_TASK TO CARRY OUT_.
Check each line of the material below for the string "display", then report how many lines have it, and nothing else.
[Start]
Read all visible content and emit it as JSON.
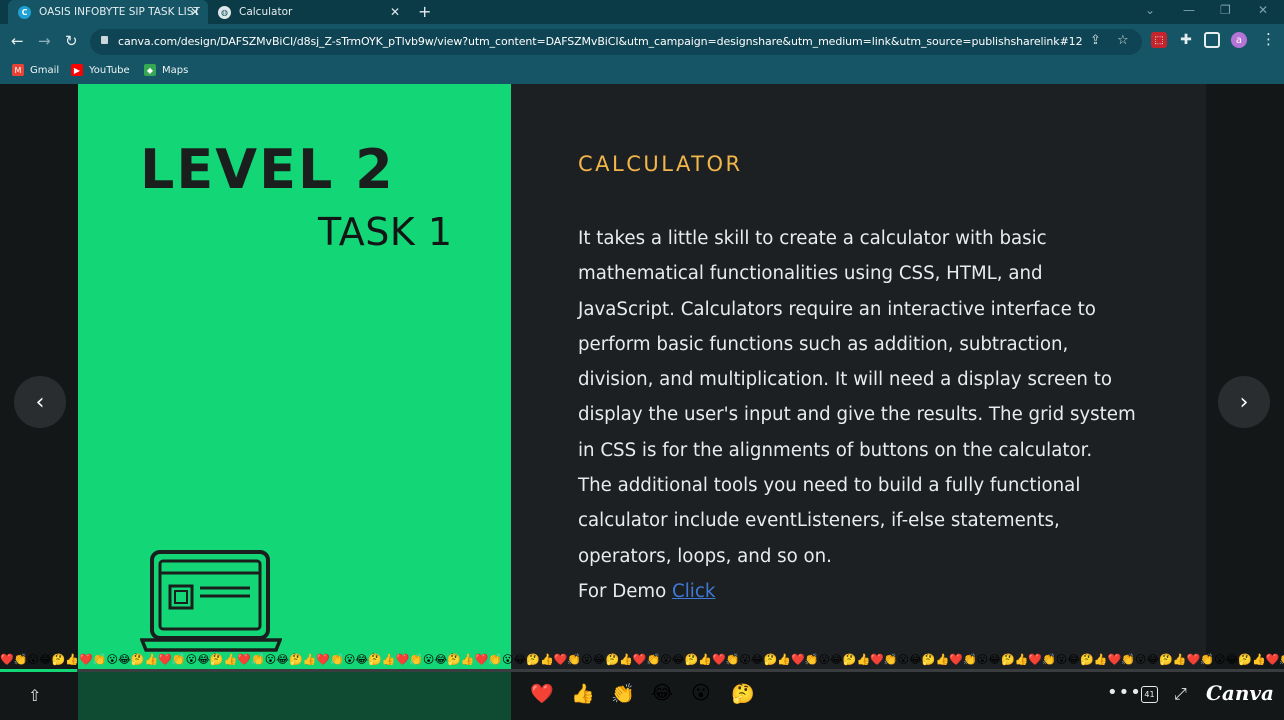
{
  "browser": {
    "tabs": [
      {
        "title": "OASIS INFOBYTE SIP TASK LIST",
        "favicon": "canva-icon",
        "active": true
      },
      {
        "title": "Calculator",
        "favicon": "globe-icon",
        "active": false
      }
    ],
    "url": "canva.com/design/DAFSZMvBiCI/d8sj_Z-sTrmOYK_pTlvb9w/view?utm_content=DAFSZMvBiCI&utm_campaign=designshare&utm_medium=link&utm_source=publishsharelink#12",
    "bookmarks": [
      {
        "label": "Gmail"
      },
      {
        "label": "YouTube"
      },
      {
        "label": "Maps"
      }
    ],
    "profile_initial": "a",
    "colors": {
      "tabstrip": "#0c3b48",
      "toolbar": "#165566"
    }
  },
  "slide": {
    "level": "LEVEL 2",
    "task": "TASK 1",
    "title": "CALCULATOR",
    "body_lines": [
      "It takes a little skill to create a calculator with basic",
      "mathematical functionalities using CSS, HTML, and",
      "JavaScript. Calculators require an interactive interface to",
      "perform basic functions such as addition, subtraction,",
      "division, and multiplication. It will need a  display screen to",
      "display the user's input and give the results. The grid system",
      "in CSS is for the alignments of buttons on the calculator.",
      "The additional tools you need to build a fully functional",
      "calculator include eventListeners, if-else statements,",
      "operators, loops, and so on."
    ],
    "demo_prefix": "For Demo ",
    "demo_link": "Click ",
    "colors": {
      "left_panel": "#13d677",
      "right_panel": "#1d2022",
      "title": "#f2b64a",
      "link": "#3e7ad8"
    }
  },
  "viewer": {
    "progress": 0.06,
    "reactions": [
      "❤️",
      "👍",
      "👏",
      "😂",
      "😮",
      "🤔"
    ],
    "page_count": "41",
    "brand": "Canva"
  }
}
[End]
[Start]
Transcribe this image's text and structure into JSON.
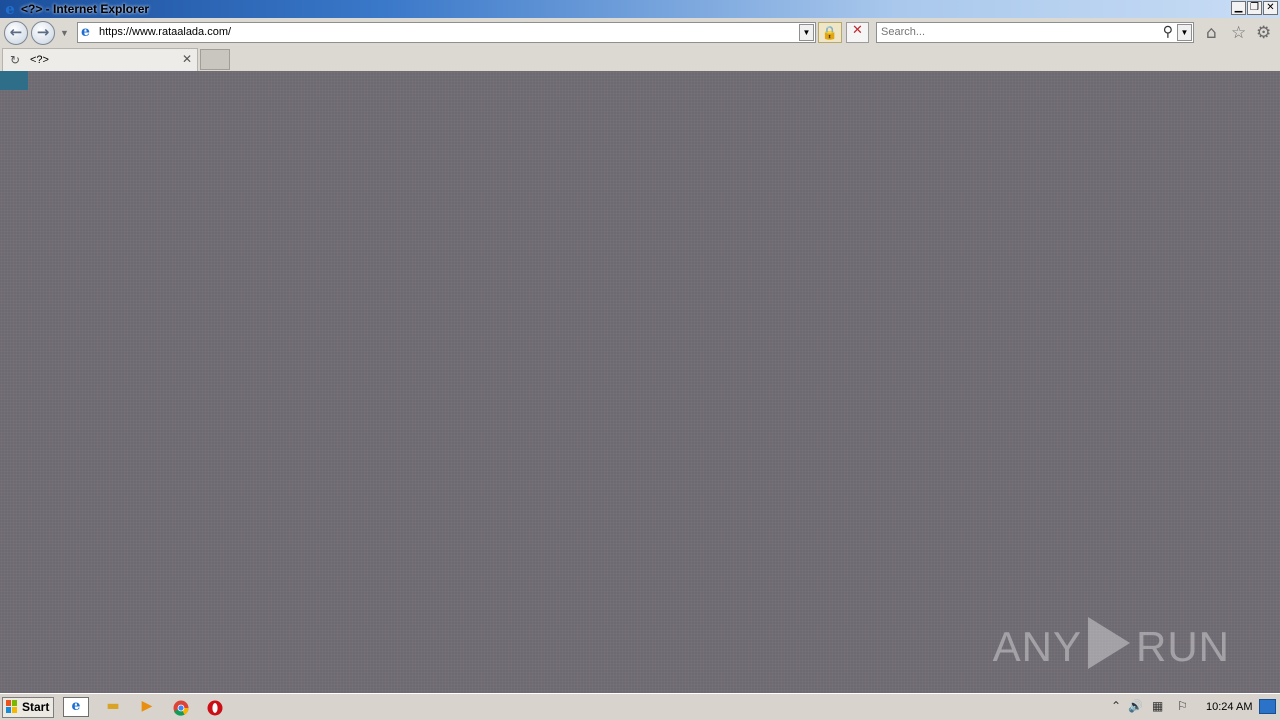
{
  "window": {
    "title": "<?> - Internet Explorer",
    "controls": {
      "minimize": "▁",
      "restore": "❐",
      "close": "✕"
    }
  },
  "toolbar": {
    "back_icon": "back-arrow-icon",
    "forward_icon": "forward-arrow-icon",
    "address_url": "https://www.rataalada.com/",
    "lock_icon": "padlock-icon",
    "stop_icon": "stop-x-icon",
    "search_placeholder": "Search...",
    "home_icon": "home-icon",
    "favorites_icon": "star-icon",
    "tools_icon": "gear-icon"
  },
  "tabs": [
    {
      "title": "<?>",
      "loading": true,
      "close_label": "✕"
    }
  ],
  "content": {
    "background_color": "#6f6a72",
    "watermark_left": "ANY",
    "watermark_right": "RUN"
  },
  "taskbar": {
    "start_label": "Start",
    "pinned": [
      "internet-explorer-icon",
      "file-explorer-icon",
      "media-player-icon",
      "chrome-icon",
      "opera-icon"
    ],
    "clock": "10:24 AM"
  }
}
[End]
[Start]
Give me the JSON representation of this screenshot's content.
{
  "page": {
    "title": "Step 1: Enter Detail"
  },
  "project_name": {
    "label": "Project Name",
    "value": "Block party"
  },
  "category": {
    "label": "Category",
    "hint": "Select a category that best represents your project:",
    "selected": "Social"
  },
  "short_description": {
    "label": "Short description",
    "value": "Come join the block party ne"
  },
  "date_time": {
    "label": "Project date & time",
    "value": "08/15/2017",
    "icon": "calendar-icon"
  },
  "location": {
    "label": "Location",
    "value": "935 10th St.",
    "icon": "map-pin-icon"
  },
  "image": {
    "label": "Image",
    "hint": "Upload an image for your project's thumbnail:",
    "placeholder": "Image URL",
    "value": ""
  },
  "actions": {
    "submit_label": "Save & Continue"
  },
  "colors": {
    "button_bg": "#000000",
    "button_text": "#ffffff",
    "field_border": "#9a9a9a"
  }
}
[End]
_COMPLETE ANSWER_.
2